STATED TASK: State how many lines in the listing below include the word "this". Give nothing but the number.

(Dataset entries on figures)
· · ·
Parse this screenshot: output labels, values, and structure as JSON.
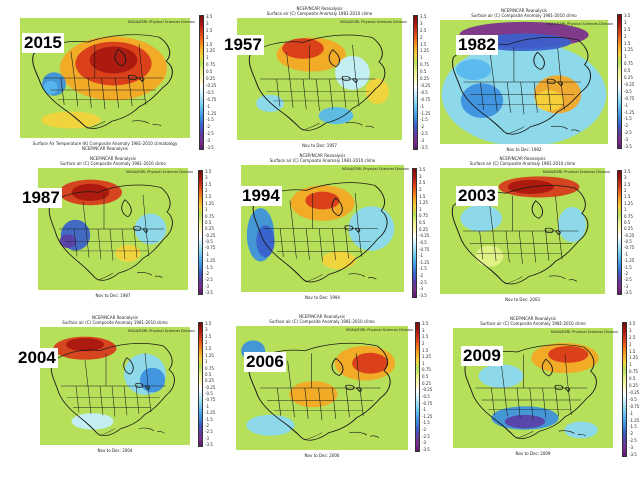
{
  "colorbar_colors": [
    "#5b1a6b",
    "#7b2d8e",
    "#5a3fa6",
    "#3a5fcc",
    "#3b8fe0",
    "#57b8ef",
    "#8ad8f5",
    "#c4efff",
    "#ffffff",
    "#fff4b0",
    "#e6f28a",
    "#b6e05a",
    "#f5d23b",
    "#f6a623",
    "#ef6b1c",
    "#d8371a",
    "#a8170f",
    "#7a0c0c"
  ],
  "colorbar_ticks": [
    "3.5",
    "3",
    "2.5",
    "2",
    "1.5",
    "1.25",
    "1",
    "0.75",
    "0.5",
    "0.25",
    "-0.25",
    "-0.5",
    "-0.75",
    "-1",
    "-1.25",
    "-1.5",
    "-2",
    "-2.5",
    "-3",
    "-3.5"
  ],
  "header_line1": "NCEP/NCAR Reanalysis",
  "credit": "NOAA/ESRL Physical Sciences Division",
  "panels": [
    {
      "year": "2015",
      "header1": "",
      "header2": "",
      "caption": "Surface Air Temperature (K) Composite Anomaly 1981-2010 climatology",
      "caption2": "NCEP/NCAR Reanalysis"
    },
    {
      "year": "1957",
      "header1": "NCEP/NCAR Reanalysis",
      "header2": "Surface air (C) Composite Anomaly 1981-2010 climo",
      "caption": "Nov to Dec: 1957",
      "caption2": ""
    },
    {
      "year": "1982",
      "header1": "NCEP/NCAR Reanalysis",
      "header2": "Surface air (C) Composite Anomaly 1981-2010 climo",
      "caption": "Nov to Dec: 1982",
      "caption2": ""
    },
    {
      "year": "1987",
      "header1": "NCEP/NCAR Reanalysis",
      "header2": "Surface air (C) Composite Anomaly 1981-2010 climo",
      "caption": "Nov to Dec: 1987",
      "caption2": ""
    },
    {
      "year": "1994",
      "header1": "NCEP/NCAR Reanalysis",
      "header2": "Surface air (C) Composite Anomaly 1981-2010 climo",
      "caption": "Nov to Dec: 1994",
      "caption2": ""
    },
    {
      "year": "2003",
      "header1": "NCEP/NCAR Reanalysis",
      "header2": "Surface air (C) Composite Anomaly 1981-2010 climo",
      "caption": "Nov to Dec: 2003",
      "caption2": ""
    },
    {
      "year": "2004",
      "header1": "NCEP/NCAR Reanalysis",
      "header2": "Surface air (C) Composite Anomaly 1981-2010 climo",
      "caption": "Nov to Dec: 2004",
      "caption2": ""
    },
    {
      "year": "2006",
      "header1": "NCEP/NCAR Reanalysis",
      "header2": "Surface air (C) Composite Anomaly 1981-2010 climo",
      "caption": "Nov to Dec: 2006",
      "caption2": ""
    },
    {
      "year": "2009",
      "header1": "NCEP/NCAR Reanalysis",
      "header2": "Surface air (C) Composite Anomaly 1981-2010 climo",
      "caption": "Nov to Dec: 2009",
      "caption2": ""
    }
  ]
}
· · ·
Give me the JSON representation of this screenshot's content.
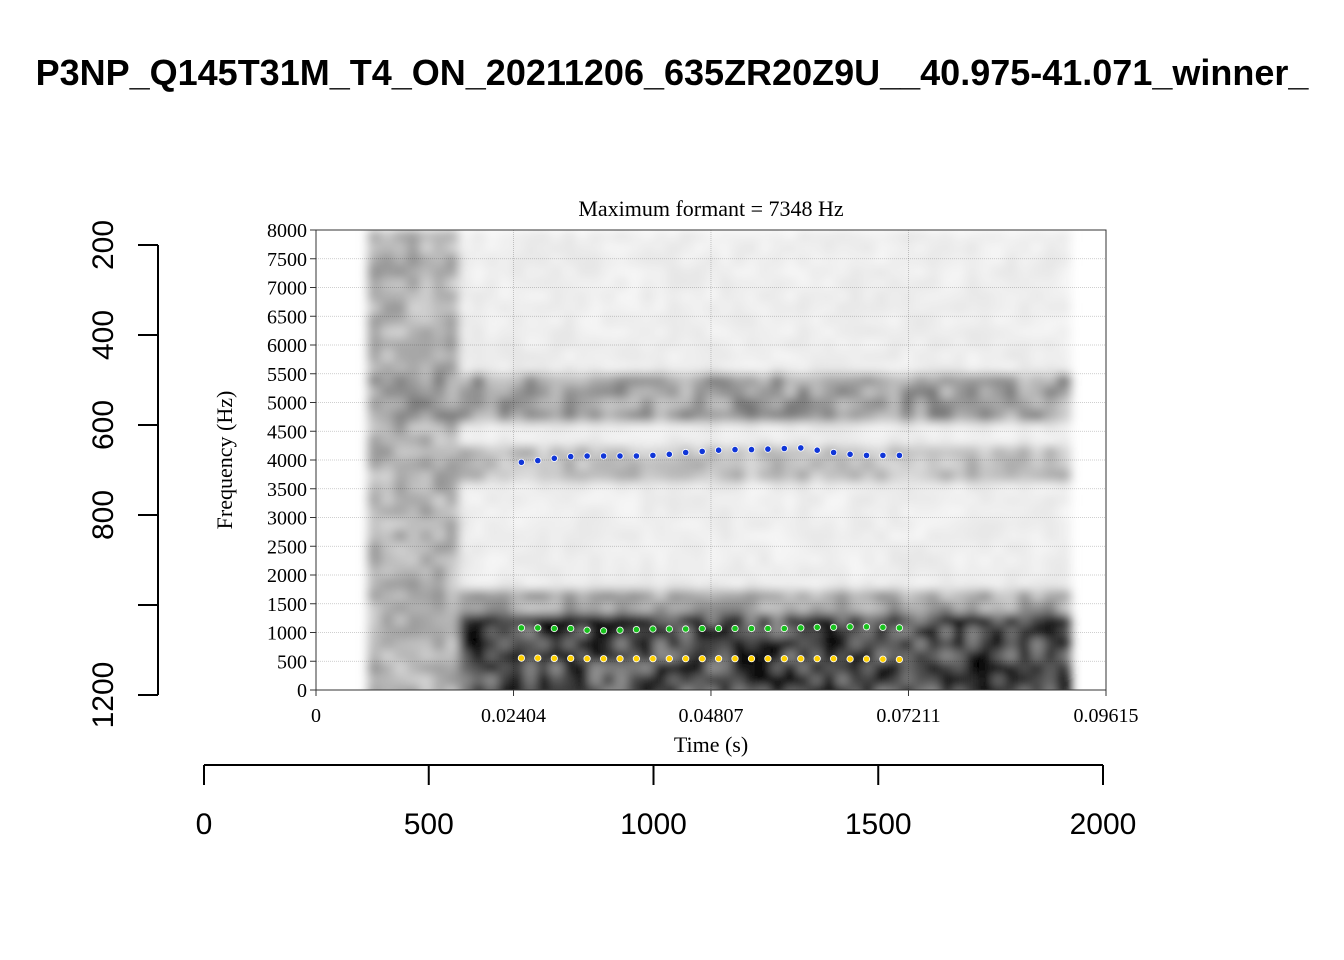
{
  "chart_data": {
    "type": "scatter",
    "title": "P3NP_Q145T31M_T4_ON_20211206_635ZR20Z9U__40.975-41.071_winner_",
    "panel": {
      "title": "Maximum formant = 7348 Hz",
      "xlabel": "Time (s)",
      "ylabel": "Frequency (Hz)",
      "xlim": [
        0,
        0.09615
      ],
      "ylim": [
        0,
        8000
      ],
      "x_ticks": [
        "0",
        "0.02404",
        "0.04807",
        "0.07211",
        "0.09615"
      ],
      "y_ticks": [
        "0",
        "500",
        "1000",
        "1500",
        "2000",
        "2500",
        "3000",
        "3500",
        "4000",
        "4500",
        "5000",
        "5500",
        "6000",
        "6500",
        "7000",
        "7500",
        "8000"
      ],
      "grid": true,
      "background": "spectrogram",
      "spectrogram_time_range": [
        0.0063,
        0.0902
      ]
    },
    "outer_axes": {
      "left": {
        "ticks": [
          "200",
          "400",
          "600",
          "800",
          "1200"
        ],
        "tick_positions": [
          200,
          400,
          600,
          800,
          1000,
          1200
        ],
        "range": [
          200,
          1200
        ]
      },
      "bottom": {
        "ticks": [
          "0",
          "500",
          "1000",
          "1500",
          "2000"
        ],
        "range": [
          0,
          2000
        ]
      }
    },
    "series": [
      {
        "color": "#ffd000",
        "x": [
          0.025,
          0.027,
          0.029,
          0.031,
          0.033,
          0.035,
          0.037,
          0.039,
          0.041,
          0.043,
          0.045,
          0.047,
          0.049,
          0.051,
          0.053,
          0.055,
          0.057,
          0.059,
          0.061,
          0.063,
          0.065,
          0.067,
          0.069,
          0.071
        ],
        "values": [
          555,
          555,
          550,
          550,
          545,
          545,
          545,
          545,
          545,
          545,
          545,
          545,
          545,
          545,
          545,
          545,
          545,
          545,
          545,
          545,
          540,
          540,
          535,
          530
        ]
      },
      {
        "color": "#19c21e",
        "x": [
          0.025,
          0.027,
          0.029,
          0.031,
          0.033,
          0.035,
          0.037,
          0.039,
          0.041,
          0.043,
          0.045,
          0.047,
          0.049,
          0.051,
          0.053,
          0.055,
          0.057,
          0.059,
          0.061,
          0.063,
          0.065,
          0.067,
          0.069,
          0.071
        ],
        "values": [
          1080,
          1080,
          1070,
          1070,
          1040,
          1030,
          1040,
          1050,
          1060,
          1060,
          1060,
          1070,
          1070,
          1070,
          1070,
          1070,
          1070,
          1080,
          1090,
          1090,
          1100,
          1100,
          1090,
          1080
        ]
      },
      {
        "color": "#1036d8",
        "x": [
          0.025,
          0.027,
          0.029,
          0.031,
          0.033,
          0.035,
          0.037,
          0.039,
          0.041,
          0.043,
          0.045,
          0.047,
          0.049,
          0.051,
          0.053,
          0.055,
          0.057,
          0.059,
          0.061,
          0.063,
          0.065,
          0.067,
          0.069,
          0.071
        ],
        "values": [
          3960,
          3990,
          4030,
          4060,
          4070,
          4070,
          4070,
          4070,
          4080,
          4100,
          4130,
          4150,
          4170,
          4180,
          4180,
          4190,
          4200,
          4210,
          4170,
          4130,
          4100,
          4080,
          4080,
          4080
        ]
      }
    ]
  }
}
· · ·
REPLY TO THE EXERCISE: 2